## Provided data
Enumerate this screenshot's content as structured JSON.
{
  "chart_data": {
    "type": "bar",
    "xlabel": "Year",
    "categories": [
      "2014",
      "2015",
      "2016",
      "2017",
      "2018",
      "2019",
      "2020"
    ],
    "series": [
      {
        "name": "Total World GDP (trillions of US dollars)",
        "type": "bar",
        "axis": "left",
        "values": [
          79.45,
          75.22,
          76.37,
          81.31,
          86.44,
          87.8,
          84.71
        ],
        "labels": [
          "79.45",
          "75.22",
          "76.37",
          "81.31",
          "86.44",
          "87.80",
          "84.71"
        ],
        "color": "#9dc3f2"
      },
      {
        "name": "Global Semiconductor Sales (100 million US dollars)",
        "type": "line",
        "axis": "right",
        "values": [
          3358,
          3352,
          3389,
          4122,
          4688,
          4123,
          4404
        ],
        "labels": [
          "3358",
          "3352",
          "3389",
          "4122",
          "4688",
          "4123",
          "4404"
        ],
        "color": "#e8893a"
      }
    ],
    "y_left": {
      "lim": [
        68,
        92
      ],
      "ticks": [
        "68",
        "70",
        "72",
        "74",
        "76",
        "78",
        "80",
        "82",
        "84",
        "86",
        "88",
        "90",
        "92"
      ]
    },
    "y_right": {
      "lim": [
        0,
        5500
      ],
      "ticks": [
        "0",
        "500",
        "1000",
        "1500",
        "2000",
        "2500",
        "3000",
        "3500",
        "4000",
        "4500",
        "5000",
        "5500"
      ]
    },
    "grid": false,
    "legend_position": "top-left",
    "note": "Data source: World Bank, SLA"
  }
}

## Given problem
Reproduce the records in full, exactly as written.

## The output
Enumerate this screenshot's content as structured JSON.
{
  "chart_data": {
    "type": "bar",
    "xlabel": "Year",
    "categories": [
      "2014",
      "2015",
      "2016",
      "2017",
      "2018",
      "2019",
      "2020"
    ],
    "series": [
      {
        "name": "Total World GDP (trillions of US dollars)",
        "type": "bar",
        "axis": "left",
        "values": [
          79.45,
          75.22,
          76.37,
          81.31,
          86.44,
          87.8,
          84.71
        ],
        "labels": [
          "79.45",
          "75.22",
          "76.37",
          "81.31",
          "86.44",
          "87.80",
          "84.71"
        ],
        "color": "#9dc3f2"
      },
      {
        "name": "Global Semiconductor Sales (100 million US dollars)",
        "type": "line",
        "axis": "right",
        "values": [
          3358,
          3352,
          3389,
          4122,
          4688,
          4123,
          4404
        ],
        "labels": [
          "3358",
          "3352",
          "3389",
          "4122",
          "4688",
          "4123",
          "4404"
        ],
        "color": "#e8893a"
      }
    ],
    "y_left": {
      "lim": [
        68,
        92
      ],
      "ticks": [
        "68",
        "70",
        "72",
        "74",
        "76",
        "78",
        "80",
        "82",
        "84",
        "86",
        "88",
        "90",
        "92"
      ]
    },
    "y_right": {
      "lim": [
        0,
        5500
      ],
      "ticks": [
        "0",
        "500",
        "1000",
        "1500",
        "2000",
        "2500",
        "3000",
        "3500",
        "4000",
        "4500",
        "5000",
        "5500"
      ]
    },
    "grid": false,
    "legend_position": "top-left",
    "note": "Data source: World Bank, SLA"
  }
}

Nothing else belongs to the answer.